• **Request**:
Please set down all the lines beneath this one exactly, without the pictures.
### Stored rows ###
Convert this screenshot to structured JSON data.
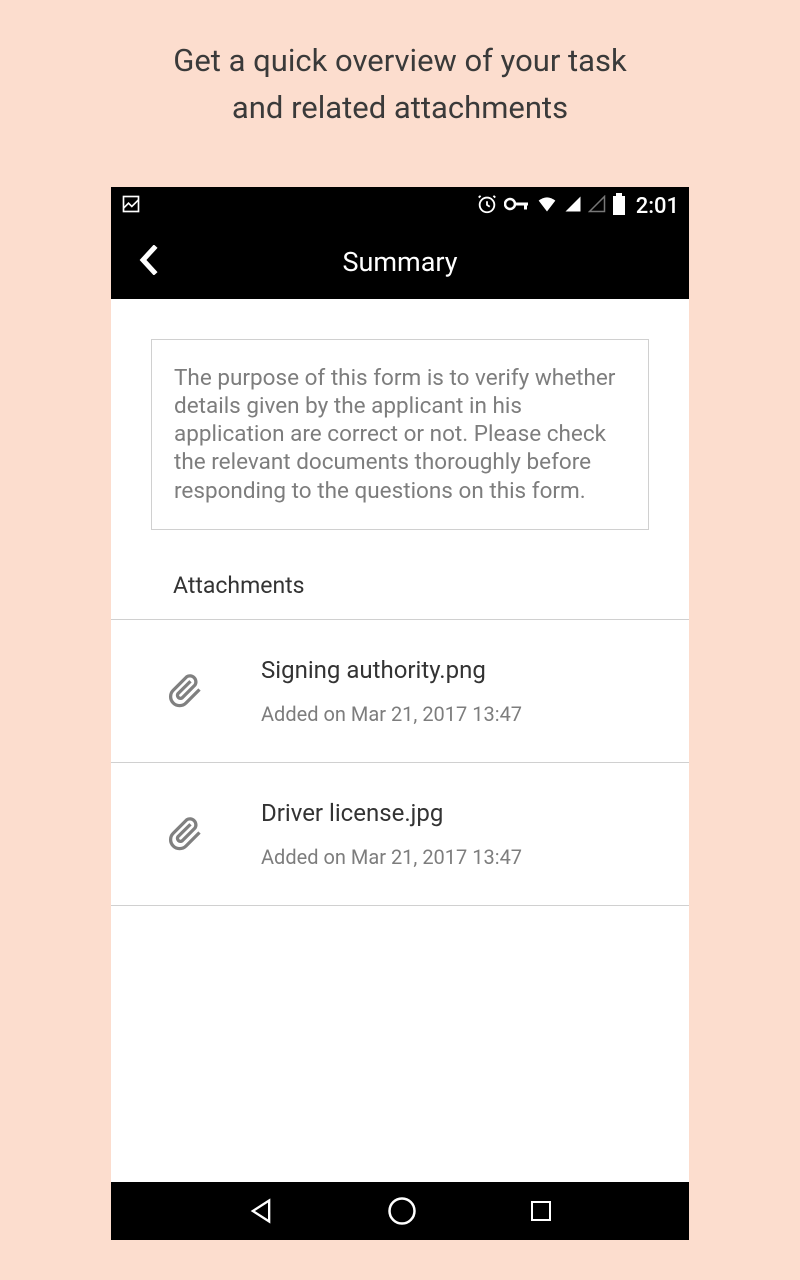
{
  "promo": {
    "line1": "Get a quick overview of your task",
    "line2": "and related attachments"
  },
  "status": {
    "time": "2:01"
  },
  "header": {
    "title": "Summary"
  },
  "description": "The purpose of this form is to verify whether details given by the applicant in his application are correct or not. Please check the relevant documents thoroughly before responding to the questions on this form.",
  "attachments": {
    "section_label": "Attachments",
    "items": [
      {
        "name": "Signing authority.png",
        "date": "Added on Mar 21, 2017 13:47"
      },
      {
        "name": "Driver license.jpg",
        "date": "Added on Mar 21, 2017 13:47"
      }
    ]
  }
}
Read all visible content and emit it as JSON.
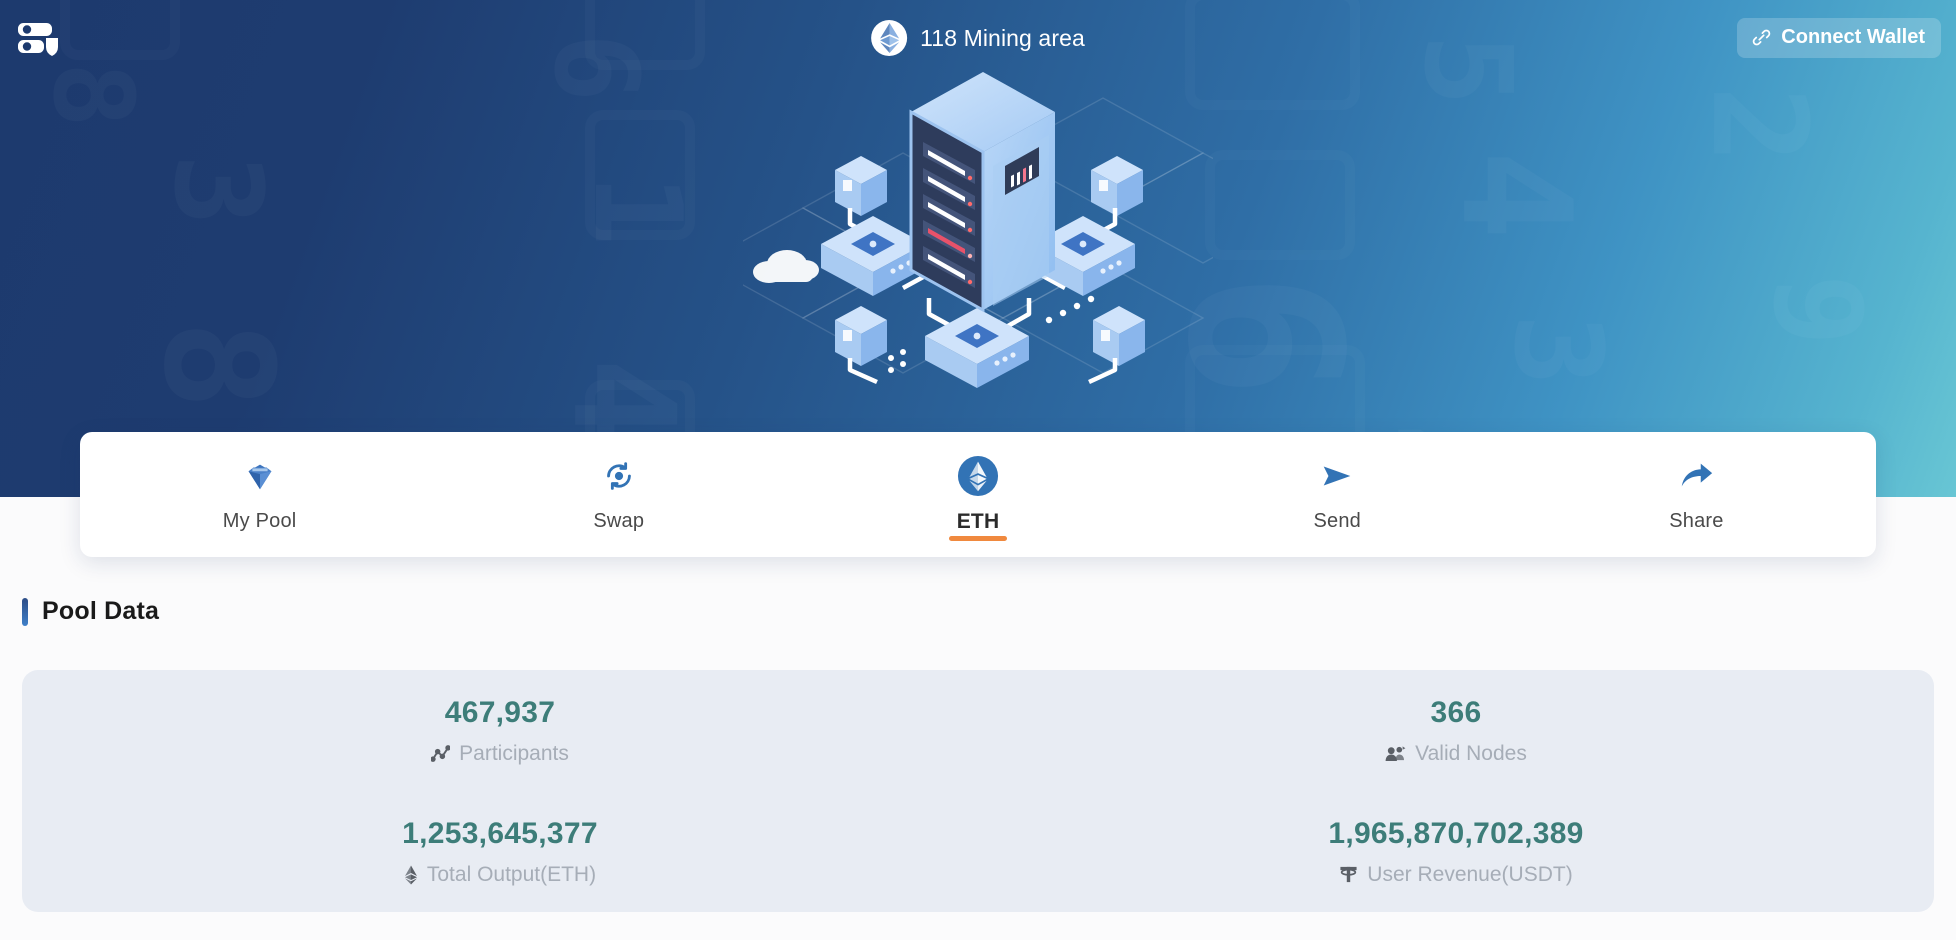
{
  "header": {
    "logo_alt": "server-shield-logo",
    "title": "118 Mining area",
    "connect_wallet_label": "Connect Wallet"
  },
  "tabs": [
    {
      "label": "My Pool",
      "icon": "diamond-icon",
      "active": false
    },
    {
      "label": "Swap",
      "icon": "swap-circular-arrows-icon",
      "active": false
    },
    {
      "label": "ETH",
      "icon": "ethereum-icon",
      "active": true
    },
    {
      "label": "Send",
      "icon": "send-arrow-icon",
      "active": false
    },
    {
      "label": "Share",
      "icon": "share-arrow-icon",
      "active": false
    }
  ],
  "pool_data": {
    "section_title": "Pool Data",
    "stats": [
      {
        "value": "467,937",
        "label": "Participants",
        "icon": "chart-line-icon"
      },
      {
        "value": "366",
        "label": "Valid Nodes",
        "icon": "people-group-icon"
      },
      {
        "value": "1,253,645,377",
        "label": "Total Output(ETH)",
        "icon": "ethereum-diamond-icon"
      },
      {
        "value": "1,965,870,702,389",
        "label": "User Revenue(USDT)",
        "icon": "tether-icon"
      }
    ]
  },
  "colors": {
    "hero_dark": "#1d3a6e",
    "hero_light": "#68c6d4",
    "accent_orange": "#f0893e",
    "stat_value": "#3d7d79",
    "panel_bg": "#e8ecf3",
    "tab_blue": "#3273b5"
  },
  "background_digits": [
    "8",
    "3",
    "6",
    "1",
    "4",
    "2",
    "6",
    "4",
    "3",
    "8",
    "9"
  ]
}
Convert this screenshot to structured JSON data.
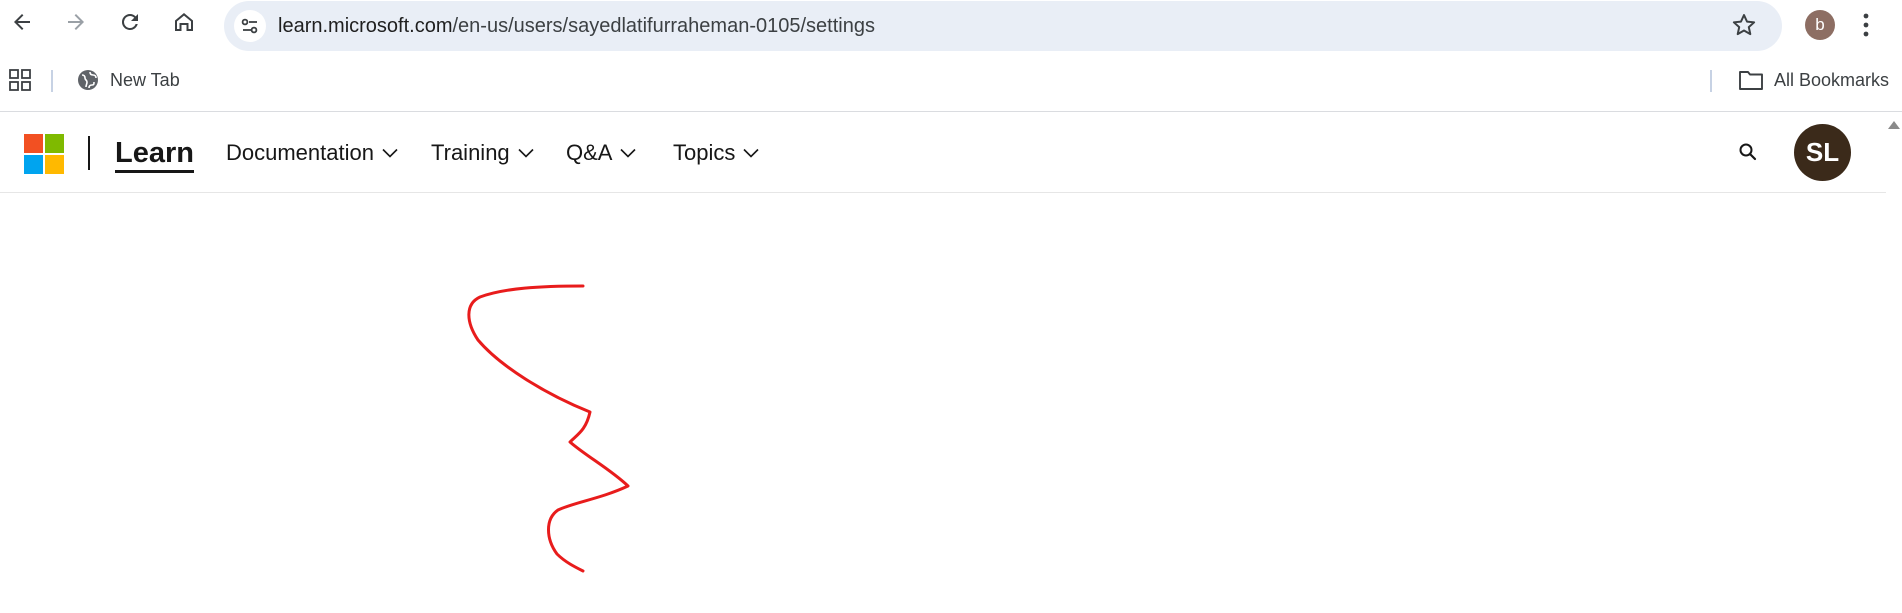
{
  "browser": {
    "url_host": "learn.microsoft.com",
    "url_path": "/en-us/users/sayedlatifurraheman-0105/settings",
    "profile_initial": "b",
    "profile_color": "#8d6e63",
    "omnibox_color": "#e9eef6",
    "icons": [
      "back-icon",
      "forward-icon",
      "reload-icon",
      "home-icon",
      "site-info-icon",
      "bookmark-star-icon",
      "kebab-menu-icon"
    ]
  },
  "bookmarks": {
    "items": [
      {
        "label": "New Tab",
        "icon": "globe-icon"
      }
    ],
    "all_bookmarks_label": "All Bookmarks"
  },
  "learn": {
    "brand": "Learn",
    "nav": [
      {
        "label": "Documentation"
      },
      {
        "label": "Training"
      },
      {
        "label": "Q&A"
      },
      {
        "label": "Topics"
      }
    ],
    "user_initials": "SL",
    "user_avatar_color": "#3b2a1a",
    "logo_colors": [
      "#f25022",
      "#7fba00",
      "#00a4ef",
      "#ffb900"
    ]
  },
  "annotation": {
    "color": "#e81c1c"
  }
}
###
• **Output for this exercise**:
Convert this screenshot to structured JSON data.
{
  "promo": {
    "line1": "Get a quick overview of your task",
    "line2": "and related attachments"
  },
  "status": {
    "time": "2:01"
  },
  "header": {
    "title": "Summary"
  },
  "description": "The purpose of this form is to verify whether details given by the applicant in his application are correct or not. Please check the relevant documents thoroughly before responding to the questions on this form.",
  "attachments": {
    "section_label": "Attachments",
    "items": [
      {
        "name": "Signing authority.png",
        "date": "Added on Mar 21, 2017 13:47"
      },
      {
        "name": "Driver license.jpg",
        "date": "Added on Mar 21, 2017 13:47"
      }
    ]
  }
}
Read all visible content and emit it as JSON.
{
  "header": {
    "logo_alt": "server-shield-logo",
    "title": "118 Mining area",
    "connect_wallet_label": "Connect Wallet"
  },
  "tabs": [
    {
      "label": "My Pool",
      "icon": "diamond-icon",
      "active": false
    },
    {
      "label": "Swap",
      "icon": "swap-circular-arrows-icon",
      "active": false
    },
    {
      "label": "ETH",
      "icon": "ethereum-icon",
      "active": true
    },
    {
      "label": "Send",
      "icon": "send-arrow-icon",
      "active": false
    },
    {
      "label": "Share",
      "icon": "share-arrow-icon",
      "active": false
    }
  ],
  "pool_data": {
    "section_title": "Pool Data",
    "stats": [
      {
        "value": "467,937",
        "label": "Participants",
        "icon": "chart-line-icon"
      },
      {
        "value": "366",
        "label": "Valid Nodes",
        "icon": "people-group-icon"
      },
      {
        "value": "1,253,645,377",
        "label": "Total Output(ETH)",
        "icon": "ethereum-diamond-icon"
      },
      {
        "value": "1,965,870,702,389",
        "label": "User Revenue(USDT)",
        "icon": "tether-icon"
      }
    ]
  },
  "colors": {
    "hero_dark": "#1d3a6e",
    "hero_light": "#68c6d4",
    "accent_orange": "#f0893e",
    "stat_value": "#3d7d79",
    "panel_bg": "#e8ecf3",
    "tab_blue": "#3273b5"
  },
  "background_digits": [
    "8",
    "3",
    "6",
    "1",
    "4",
    "2",
    "6",
    "4",
    "3",
    "8",
    "9"
  ]
}
Convert this screenshot to structured JSON data.
{
  "browser": {
    "url_host": "learn.microsoft.com",
    "url_path": "/en-us/users/sayedlatifurraheman-0105/settings",
    "profile_initial": "b",
    "profile_color": "#8d6e63",
    "omnibox_color": "#e9eef6",
    "icons": [
      "back-icon",
      "forward-icon",
      "reload-icon",
      "home-icon",
      "site-info-icon",
      "bookmark-star-icon",
      "kebab-menu-icon"
    ]
  },
  "bookmarks": {
    "items": [
      {
        "label": "New Tab",
        "icon": "globe-icon"
      }
    ],
    "all_bookmarks_label": "All Bookmarks"
  },
  "learn": {
    "brand": "Learn",
    "nav": [
      {
        "label": "Documentation"
      },
      {
        "label": "Training"
      },
      {
        "label": "Q&A"
      },
      {
        "label": "Topics"
      }
    ],
    "user_initials": "SL",
    "user_avatar_color": "#3b2a1a",
    "logo_colors": [
      "#f25022",
      "#7fba00",
      "#00a4ef",
      "#ffb900"
    ]
  },
  "annotation": {
    "color": "#e81c1c"
  }
}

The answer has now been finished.